Which lines hold the word "style"? Copy each one.

** START Exercise material **

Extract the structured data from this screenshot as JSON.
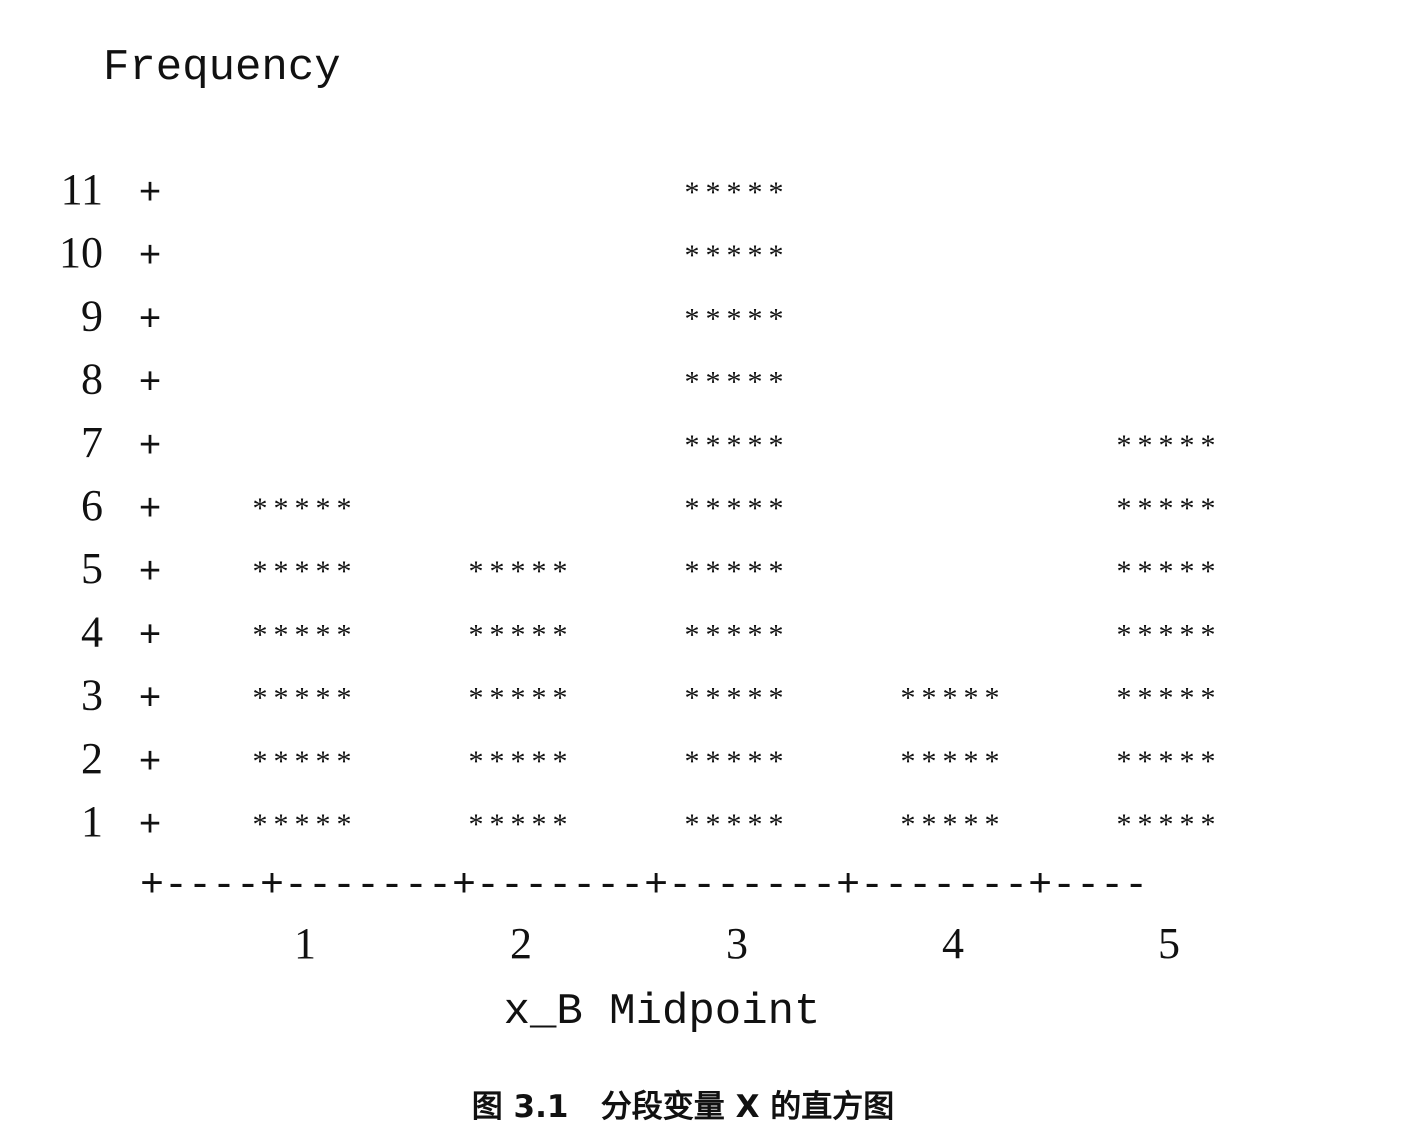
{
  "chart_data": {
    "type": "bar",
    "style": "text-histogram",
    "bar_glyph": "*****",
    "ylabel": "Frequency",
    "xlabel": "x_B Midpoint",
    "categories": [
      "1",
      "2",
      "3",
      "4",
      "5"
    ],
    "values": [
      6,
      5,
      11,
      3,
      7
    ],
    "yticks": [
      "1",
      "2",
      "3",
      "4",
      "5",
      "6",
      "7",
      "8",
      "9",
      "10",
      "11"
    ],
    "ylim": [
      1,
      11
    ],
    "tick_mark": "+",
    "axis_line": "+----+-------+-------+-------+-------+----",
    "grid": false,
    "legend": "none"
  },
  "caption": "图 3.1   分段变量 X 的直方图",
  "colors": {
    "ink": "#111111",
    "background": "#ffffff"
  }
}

** END Exercise material **
** START Exercise material **

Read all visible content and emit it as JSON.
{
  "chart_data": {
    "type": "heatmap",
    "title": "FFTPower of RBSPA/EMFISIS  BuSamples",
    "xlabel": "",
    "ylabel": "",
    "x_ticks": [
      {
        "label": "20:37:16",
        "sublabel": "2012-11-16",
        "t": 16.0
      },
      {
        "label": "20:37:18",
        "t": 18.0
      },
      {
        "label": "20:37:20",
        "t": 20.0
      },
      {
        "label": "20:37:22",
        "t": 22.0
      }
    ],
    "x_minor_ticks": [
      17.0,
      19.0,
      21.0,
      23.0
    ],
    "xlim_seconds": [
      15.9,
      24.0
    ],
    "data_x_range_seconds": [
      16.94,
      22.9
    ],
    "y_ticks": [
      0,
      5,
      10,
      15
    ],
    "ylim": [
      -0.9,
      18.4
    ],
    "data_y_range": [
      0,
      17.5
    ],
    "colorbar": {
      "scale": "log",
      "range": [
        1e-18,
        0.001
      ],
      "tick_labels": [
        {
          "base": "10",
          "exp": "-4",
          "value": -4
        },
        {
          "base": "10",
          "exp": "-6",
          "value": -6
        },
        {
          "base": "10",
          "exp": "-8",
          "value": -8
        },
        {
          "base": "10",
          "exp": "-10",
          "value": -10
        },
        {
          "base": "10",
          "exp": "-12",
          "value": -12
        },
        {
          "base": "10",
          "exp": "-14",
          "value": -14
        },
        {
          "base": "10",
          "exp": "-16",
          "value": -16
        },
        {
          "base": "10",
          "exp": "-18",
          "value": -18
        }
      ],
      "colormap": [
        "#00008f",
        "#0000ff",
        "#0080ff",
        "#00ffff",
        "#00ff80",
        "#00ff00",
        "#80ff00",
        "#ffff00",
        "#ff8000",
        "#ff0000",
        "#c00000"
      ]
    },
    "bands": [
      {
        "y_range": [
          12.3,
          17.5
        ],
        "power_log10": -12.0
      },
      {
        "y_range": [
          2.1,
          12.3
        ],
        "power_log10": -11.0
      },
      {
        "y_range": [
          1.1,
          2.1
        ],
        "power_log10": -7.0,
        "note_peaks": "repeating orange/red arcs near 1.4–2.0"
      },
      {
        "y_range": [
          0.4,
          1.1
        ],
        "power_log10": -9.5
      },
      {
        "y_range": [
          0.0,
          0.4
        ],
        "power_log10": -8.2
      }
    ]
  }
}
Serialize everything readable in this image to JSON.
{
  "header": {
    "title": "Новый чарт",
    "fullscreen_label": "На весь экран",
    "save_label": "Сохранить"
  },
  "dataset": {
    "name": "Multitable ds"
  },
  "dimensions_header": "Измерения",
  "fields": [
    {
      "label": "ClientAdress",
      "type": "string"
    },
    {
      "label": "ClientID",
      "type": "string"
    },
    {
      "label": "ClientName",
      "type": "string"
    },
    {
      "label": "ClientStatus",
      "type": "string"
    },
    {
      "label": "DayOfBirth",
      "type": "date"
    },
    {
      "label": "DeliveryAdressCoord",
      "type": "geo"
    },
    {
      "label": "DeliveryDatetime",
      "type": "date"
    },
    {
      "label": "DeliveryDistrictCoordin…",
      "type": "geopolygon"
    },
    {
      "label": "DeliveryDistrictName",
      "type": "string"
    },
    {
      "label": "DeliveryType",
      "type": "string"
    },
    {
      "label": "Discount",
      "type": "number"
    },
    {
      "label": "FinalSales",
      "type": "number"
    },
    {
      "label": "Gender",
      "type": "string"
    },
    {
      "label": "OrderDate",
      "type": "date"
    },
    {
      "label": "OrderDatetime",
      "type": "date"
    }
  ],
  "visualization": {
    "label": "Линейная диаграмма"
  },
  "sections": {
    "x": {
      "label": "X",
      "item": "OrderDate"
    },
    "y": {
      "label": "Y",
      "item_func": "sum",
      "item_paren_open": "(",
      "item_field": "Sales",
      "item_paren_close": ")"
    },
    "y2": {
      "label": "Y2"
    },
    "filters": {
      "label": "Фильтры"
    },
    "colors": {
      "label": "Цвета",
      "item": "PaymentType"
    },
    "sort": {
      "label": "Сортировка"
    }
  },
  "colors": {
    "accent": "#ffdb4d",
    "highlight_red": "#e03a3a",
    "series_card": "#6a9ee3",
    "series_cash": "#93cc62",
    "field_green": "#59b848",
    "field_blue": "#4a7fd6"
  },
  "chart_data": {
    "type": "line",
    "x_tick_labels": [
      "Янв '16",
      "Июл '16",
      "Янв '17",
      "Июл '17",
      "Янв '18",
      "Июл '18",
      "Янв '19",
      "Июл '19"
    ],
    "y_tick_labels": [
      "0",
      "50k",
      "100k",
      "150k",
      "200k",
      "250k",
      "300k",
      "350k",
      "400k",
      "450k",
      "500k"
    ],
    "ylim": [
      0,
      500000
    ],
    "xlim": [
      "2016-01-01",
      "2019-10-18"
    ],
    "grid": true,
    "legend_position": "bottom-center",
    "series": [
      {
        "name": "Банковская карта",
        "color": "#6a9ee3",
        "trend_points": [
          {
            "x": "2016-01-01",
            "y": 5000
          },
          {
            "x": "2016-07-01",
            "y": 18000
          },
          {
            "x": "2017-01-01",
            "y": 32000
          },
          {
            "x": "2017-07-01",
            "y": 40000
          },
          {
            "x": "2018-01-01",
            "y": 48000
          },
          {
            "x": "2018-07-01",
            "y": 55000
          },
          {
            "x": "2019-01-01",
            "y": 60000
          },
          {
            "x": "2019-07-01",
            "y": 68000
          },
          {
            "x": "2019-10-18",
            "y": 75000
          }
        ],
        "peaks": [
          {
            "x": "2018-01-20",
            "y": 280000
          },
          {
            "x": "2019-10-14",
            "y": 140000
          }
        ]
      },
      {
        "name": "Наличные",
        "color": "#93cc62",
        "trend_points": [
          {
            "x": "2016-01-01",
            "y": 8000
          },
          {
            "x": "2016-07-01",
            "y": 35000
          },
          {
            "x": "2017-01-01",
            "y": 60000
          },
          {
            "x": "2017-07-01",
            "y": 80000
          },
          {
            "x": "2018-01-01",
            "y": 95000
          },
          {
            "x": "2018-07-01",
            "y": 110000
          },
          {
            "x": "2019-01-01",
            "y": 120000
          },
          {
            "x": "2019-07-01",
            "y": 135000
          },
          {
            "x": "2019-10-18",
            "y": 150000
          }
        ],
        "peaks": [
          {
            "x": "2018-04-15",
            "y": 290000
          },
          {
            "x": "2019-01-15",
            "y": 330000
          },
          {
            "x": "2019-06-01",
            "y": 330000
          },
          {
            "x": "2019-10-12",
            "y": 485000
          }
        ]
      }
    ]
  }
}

** END Exercise material **
** START Exercise material **

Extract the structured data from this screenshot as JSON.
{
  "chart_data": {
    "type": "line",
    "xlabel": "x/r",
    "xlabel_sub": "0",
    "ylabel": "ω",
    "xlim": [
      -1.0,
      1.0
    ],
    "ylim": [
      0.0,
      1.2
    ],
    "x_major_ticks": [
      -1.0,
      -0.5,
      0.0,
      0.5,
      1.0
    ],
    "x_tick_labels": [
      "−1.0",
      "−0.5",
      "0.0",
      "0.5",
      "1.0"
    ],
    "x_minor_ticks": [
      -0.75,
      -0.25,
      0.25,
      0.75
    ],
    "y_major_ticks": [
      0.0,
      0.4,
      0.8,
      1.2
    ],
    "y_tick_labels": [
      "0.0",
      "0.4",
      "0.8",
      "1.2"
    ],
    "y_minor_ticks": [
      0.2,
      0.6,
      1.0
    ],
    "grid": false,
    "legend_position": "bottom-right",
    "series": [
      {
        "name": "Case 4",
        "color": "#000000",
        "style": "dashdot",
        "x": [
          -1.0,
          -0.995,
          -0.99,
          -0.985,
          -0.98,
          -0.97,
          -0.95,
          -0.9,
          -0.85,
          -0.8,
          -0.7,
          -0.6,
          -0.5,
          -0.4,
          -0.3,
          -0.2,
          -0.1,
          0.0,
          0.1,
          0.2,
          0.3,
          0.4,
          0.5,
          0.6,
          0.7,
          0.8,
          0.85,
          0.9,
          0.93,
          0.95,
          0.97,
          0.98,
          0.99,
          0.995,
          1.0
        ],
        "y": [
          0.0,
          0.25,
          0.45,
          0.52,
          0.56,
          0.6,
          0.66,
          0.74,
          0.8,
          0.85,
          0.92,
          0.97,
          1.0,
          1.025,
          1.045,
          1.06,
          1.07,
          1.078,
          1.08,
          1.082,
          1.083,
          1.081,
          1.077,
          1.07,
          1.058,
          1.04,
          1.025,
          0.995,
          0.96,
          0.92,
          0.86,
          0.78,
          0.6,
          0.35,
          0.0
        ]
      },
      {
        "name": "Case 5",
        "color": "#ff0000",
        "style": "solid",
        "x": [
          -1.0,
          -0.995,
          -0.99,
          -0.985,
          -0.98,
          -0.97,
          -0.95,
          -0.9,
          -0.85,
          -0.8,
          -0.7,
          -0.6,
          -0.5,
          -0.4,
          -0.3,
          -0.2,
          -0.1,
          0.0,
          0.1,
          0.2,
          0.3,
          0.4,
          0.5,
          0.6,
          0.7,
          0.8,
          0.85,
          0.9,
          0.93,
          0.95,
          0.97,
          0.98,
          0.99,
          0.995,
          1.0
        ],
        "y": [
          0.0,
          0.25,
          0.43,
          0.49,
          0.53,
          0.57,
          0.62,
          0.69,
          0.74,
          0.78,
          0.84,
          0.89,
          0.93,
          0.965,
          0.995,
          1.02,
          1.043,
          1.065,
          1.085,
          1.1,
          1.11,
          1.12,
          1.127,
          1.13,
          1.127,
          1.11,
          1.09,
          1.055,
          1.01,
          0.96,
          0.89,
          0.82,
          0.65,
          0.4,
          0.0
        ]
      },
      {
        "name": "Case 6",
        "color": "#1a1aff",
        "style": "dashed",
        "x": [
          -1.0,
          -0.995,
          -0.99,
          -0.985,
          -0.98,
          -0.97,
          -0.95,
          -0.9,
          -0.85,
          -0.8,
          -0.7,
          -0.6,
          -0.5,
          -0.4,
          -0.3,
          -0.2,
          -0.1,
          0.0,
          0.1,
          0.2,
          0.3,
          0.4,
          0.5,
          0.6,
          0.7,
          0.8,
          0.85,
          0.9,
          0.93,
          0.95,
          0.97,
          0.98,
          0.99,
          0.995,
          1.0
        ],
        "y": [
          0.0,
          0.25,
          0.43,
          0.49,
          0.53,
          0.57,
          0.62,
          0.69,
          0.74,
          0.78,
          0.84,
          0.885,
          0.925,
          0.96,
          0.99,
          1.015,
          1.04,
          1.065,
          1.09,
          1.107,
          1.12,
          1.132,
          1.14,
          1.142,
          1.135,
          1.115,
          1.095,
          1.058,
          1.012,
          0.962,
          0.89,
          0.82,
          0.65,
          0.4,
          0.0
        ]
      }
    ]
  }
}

** END Exercise material **

## Solution for this task
    "style": "text-histogram",
        "style": "dashdot",
        "style": "solid",
        "style": "dashed",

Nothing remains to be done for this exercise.